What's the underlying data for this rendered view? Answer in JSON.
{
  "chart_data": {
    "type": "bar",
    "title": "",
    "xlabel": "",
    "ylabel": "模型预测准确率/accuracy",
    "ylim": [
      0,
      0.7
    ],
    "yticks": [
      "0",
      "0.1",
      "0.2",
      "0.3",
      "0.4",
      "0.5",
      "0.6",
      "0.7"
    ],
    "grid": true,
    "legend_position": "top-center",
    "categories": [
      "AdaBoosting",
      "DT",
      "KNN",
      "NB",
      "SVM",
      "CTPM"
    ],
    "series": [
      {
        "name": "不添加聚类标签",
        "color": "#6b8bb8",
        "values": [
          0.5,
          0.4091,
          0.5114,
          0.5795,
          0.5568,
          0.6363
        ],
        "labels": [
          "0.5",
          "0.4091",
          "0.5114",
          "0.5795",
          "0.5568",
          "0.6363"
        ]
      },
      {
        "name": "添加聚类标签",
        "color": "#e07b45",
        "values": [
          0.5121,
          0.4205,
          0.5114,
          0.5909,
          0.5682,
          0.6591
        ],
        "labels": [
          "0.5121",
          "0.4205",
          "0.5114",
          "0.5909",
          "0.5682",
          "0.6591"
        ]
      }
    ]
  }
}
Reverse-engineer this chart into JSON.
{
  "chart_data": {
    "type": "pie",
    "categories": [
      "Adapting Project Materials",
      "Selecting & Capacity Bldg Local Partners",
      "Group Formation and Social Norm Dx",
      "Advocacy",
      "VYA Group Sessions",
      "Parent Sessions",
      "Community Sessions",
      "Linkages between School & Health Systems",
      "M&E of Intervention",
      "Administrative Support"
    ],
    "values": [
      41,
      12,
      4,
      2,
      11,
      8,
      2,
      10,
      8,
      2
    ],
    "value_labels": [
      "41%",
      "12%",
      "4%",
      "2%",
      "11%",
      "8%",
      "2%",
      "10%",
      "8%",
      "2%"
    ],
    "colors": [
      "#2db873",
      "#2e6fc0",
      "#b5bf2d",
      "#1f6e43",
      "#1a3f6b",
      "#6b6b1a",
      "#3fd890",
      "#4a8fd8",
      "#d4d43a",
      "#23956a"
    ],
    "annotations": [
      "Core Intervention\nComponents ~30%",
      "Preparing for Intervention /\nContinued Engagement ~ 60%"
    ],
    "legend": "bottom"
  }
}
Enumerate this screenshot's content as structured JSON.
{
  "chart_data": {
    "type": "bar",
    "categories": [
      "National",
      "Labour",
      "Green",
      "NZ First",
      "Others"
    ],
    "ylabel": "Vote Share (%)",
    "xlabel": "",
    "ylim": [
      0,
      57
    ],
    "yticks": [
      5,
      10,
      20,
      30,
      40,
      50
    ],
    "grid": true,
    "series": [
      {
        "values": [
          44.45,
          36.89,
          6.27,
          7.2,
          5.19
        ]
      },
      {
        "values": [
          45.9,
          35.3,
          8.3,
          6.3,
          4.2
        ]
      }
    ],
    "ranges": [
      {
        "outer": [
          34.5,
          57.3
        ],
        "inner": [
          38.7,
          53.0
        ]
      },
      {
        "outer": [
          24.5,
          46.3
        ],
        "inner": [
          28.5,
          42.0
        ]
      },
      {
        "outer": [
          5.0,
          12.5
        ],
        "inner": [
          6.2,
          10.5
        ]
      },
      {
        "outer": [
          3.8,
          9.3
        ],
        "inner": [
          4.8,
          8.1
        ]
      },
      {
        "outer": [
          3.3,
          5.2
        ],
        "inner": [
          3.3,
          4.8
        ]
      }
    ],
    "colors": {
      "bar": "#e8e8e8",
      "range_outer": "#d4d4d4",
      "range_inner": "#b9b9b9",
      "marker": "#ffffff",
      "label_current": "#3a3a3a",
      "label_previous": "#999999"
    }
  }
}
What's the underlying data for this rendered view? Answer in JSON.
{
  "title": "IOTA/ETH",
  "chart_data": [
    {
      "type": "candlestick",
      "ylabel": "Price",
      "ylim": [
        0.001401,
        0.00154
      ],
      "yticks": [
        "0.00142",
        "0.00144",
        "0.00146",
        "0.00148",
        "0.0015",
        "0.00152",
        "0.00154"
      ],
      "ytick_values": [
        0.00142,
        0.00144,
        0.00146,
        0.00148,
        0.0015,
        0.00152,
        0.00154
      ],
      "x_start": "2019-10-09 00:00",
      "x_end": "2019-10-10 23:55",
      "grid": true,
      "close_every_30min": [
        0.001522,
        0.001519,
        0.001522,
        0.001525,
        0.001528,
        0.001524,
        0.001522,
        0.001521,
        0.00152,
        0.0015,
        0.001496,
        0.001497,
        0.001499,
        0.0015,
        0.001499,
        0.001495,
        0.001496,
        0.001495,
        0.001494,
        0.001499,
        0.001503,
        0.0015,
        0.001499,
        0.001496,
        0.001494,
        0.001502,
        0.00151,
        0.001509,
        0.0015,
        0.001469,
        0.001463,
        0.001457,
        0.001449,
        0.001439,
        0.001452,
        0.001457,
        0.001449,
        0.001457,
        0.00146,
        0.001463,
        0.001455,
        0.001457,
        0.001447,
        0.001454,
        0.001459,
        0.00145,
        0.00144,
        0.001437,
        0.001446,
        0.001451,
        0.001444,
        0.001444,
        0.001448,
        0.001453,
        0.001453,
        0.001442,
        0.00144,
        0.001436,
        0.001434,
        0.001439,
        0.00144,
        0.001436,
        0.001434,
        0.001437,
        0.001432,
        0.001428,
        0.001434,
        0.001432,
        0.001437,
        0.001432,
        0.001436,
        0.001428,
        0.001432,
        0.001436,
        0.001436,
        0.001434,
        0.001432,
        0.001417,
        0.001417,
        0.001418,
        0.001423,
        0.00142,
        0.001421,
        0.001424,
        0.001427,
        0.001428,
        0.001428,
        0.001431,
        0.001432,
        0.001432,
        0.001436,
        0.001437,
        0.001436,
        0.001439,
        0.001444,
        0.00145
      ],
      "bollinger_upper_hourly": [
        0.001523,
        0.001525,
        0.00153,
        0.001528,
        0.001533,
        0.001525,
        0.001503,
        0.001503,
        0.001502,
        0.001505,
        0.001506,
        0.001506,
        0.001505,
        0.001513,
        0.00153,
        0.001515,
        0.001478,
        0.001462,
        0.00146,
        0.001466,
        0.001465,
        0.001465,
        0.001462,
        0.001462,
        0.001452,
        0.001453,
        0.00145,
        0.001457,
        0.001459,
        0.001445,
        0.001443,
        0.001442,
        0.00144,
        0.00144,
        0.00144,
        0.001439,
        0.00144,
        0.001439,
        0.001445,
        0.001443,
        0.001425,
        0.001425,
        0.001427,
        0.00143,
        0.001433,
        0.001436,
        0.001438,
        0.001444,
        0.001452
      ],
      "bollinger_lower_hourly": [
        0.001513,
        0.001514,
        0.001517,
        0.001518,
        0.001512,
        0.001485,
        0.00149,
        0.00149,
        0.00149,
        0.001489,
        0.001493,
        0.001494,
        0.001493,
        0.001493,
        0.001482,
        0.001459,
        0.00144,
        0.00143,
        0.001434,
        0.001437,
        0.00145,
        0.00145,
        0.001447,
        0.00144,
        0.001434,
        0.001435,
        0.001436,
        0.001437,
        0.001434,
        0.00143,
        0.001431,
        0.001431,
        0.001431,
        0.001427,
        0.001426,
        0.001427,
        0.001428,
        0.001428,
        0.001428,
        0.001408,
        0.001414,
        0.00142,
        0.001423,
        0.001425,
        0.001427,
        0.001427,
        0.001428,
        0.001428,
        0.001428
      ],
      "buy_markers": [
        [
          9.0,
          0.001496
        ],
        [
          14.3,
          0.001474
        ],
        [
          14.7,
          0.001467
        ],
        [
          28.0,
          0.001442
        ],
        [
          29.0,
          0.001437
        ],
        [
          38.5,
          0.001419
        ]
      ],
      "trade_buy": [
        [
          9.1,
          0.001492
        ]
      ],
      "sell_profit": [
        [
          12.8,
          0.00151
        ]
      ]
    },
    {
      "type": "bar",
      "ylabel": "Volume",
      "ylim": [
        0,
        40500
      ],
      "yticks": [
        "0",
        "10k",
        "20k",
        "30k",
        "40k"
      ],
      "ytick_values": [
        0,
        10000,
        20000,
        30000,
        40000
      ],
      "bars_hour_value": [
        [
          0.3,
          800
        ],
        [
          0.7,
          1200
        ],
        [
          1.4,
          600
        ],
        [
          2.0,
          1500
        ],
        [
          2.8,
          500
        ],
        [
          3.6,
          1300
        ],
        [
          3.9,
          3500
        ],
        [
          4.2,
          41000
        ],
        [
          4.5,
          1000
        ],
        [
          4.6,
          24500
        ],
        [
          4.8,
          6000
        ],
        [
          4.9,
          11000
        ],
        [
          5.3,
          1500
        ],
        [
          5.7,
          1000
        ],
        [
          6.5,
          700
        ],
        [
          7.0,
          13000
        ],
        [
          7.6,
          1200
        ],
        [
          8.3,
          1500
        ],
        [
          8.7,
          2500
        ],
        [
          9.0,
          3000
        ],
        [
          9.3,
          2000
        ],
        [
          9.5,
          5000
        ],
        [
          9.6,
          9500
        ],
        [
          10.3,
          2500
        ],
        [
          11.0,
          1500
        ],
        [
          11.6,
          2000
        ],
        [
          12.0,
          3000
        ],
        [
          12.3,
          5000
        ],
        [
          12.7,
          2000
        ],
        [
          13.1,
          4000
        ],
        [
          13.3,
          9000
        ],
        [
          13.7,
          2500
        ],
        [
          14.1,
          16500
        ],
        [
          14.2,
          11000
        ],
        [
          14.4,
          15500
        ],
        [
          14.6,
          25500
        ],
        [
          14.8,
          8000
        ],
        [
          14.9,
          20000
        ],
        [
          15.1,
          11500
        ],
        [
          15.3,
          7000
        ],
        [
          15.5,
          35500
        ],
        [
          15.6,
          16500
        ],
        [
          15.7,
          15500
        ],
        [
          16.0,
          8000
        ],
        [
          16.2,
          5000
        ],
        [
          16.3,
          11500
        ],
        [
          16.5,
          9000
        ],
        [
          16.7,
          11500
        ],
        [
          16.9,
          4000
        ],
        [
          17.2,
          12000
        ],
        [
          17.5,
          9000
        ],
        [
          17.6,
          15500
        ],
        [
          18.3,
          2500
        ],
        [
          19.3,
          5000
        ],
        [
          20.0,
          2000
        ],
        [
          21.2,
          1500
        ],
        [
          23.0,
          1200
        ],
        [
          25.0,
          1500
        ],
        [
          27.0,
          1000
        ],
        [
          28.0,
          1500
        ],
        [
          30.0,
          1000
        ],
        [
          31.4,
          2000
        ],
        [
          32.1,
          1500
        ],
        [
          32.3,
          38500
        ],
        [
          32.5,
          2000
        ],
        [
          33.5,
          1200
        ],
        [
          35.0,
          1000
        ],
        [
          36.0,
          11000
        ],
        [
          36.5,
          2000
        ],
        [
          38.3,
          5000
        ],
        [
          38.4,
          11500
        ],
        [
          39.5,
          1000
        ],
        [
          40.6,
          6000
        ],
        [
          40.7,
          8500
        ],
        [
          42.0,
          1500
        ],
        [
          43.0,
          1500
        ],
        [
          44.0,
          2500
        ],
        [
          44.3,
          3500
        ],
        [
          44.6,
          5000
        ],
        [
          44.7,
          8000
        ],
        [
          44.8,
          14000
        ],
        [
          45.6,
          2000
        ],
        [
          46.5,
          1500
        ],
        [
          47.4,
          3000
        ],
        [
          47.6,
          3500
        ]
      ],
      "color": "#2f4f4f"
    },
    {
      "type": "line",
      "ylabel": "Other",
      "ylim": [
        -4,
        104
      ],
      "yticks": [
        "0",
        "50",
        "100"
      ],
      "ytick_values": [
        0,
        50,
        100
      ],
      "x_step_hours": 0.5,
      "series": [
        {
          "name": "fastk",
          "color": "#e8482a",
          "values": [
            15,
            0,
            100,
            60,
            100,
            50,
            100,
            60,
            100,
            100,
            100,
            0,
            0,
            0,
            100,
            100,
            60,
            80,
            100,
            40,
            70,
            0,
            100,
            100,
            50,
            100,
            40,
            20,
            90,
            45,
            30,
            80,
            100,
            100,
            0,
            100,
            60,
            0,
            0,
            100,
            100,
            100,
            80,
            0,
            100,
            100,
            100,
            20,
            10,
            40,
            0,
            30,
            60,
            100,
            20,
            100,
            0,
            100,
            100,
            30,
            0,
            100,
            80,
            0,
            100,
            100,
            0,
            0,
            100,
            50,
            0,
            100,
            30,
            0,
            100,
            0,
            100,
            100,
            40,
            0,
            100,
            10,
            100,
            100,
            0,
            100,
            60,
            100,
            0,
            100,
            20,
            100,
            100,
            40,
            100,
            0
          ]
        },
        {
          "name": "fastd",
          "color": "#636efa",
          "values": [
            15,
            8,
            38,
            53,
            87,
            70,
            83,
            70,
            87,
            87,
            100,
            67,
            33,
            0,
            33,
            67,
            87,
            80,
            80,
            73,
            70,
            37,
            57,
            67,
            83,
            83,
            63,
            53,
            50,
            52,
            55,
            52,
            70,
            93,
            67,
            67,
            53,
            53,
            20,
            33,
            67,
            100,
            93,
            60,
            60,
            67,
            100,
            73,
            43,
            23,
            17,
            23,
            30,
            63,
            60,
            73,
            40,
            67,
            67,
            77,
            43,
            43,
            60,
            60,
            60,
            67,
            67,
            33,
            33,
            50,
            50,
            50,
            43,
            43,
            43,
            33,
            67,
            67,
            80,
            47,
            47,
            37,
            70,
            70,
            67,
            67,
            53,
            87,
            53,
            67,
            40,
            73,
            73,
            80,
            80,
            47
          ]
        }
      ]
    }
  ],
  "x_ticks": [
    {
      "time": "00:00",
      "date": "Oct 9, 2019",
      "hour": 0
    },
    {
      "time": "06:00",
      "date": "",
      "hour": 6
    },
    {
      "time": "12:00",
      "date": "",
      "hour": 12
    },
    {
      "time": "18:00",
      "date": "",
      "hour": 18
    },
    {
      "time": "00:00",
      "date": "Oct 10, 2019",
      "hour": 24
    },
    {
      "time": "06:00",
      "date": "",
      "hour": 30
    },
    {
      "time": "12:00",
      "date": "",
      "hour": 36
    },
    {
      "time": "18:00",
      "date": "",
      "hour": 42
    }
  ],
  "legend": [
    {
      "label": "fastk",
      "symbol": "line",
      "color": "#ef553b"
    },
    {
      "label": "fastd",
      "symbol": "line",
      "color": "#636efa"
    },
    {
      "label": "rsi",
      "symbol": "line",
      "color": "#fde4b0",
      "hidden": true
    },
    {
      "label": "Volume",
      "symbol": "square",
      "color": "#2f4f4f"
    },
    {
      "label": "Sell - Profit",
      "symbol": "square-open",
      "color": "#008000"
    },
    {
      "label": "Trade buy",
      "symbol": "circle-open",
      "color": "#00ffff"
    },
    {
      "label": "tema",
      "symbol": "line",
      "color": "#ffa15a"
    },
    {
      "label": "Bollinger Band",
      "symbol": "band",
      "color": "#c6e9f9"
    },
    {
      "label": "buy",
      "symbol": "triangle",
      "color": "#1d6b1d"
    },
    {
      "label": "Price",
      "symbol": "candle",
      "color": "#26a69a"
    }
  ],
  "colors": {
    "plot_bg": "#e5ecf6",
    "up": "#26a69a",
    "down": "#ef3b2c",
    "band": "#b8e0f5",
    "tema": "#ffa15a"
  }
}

━━━━━━━━

Exercise directions: Wherever the word "ylabel" occurs in a line of the listing, copy that line.

Result:
    "ylabel": "模型预测准确率/accuracy",
    "ylabel": "Vote Share (%)",
      "ylabel": "Price",
      "ylabel": "Volume",
      "ylabel": "Other",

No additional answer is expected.